**EXERCISE:**
Copy each of the rows below word for word, leaving out the pictures.

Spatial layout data
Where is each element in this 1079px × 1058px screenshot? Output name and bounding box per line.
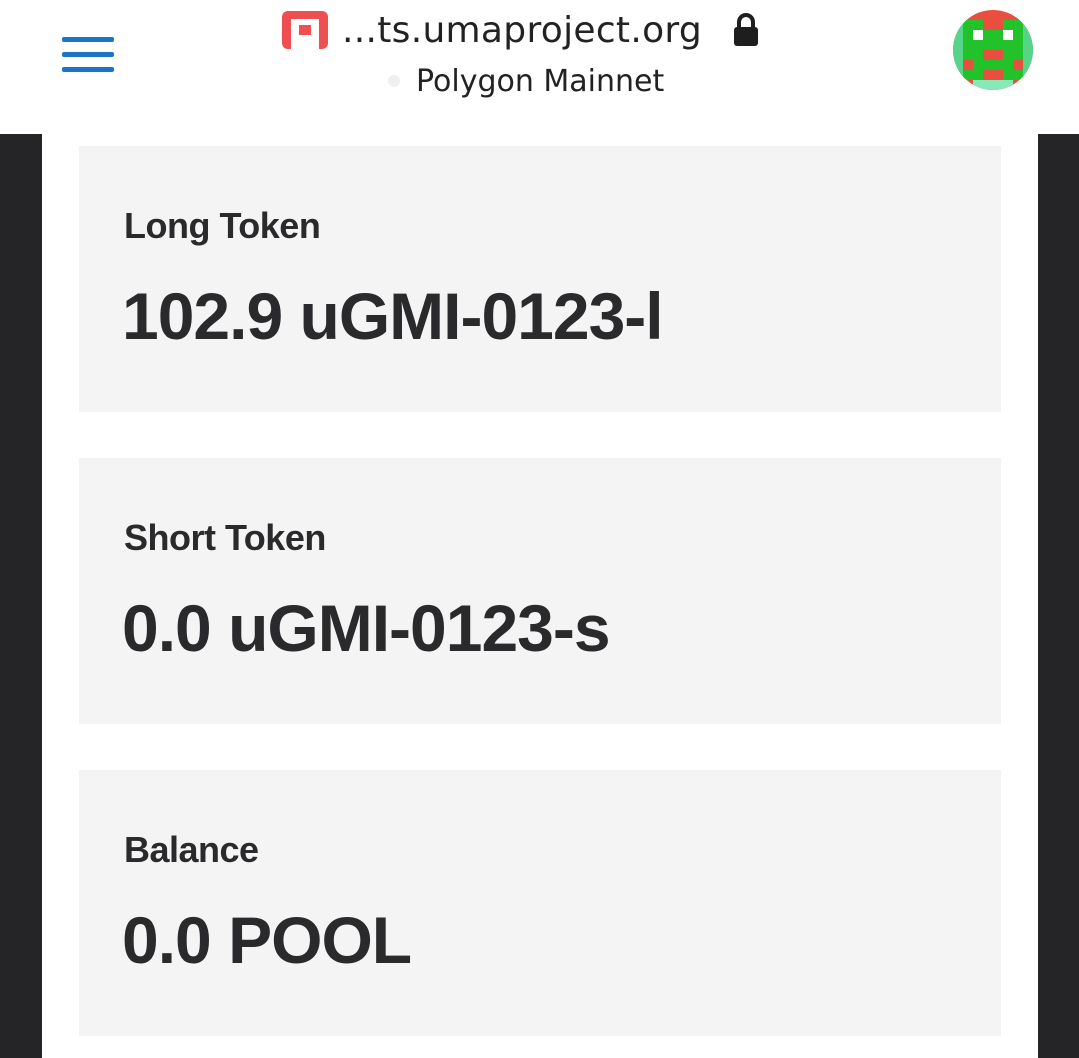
card-value: 0.0 uGMI-0123-s xyxy=(122,591,611,665)
identicon-icon xyxy=(953,10,1033,90)
network-status-dot xyxy=(388,75,400,87)
url-text: ...ts.umaproject.org xyxy=(342,9,703,51)
long-token-card: Long Token 102.9 uGMI-0123-l xyxy=(79,146,1001,412)
balance-card: Balance 0.0 POOL xyxy=(79,770,1001,1036)
browser-top-bar: ...ts.umaproject.org Polygon Mainnet xyxy=(0,0,1079,134)
hamburger-menu-icon[interactable] xyxy=(62,37,114,73)
right-side-panel xyxy=(1038,134,1079,1058)
url-bar[interactable]: ...ts.umaproject.org xyxy=(282,6,760,54)
lock-icon xyxy=(734,13,759,46)
short-token-card: Short Token 0.0 uGMI-0123-s xyxy=(79,458,1001,724)
card-label: Long Token xyxy=(124,205,321,246)
page-content: Long Token 102.9 uGMI-0123-l Short Token… xyxy=(42,134,1038,1058)
site-favicon-icon xyxy=(282,11,328,49)
left-side-panel xyxy=(0,134,42,1058)
card-label: Balance xyxy=(124,829,259,870)
account-avatar[interactable] xyxy=(953,10,1033,90)
network-indicator[interactable]: Polygon Mainnet xyxy=(388,60,664,102)
network-name: Polygon Mainnet xyxy=(416,63,665,99)
card-label: Short Token xyxy=(124,517,326,558)
card-value: 102.9 uGMI-0123-l xyxy=(122,279,664,353)
card-value: 0.0 POOL xyxy=(122,903,412,977)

**RESULT OF THE EXERCISE:**
Where is each element in this 1079px × 1058px screenshot? Output name and bounding box per line.
card-value: 0.0 uGMI-0123-s xyxy=(122,591,611,665)
identicon-icon xyxy=(953,10,1033,90)
network-status-dot xyxy=(388,75,400,87)
url-text: ...ts.umaproject.org xyxy=(342,9,703,51)
long-token-card: Long Token 102.9 uGMI-0123-l xyxy=(79,146,1001,412)
balance-card: Balance 0.0 POOL xyxy=(79,770,1001,1036)
browser-top-bar: ...ts.umaproject.org Polygon Mainnet xyxy=(0,0,1079,134)
hamburger-menu-icon[interactable] xyxy=(62,37,114,73)
right-side-panel xyxy=(1038,134,1079,1058)
url-bar[interactable]: ...ts.umaproject.org xyxy=(282,6,760,54)
lock-icon xyxy=(734,13,759,46)
short-token-card: Short Token 0.0 uGMI-0123-s xyxy=(79,458,1001,724)
card-label: Long Token xyxy=(124,205,321,246)
page-content: Long Token 102.9 uGMI-0123-l Short Token… xyxy=(42,134,1038,1058)
site-favicon-icon xyxy=(282,11,328,49)
left-side-panel xyxy=(0,134,42,1058)
card-label: Balance xyxy=(124,829,259,870)
account-avatar[interactable] xyxy=(953,10,1033,90)
network-indicator[interactable]: Polygon Mainnet xyxy=(388,60,664,102)
network-name: Polygon Mainnet xyxy=(416,63,665,99)
card-label: Short Token xyxy=(124,517,326,558)
card-value: 102.9 uGMI-0123-l xyxy=(122,279,664,353)
card-value: 0.0 POOL xyxy=(122,903,412,977)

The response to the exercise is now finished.